Written task
Scan the entries below and extract each line with the word "title" in it.

Records for this exercise
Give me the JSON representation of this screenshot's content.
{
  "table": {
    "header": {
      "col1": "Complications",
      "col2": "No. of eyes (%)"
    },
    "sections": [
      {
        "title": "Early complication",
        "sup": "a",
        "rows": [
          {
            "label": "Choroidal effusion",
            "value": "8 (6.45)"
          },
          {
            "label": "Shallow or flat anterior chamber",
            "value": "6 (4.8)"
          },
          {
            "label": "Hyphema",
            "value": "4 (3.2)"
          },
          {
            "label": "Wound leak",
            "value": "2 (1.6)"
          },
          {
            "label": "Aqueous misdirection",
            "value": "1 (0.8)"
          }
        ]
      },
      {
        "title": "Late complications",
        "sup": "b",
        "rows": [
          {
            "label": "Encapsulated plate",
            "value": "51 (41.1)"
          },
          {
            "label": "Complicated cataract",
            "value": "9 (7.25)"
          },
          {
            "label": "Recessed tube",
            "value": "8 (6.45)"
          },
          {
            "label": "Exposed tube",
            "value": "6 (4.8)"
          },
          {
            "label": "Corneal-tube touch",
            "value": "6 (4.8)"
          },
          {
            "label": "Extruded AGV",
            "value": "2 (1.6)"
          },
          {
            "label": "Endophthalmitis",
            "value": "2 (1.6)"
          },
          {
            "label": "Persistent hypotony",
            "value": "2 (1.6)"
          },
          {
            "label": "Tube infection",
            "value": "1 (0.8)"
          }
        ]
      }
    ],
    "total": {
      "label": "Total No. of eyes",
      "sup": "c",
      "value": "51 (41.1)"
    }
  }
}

Completed exercise
        "title": "Early complication",
        "title": "Late complications",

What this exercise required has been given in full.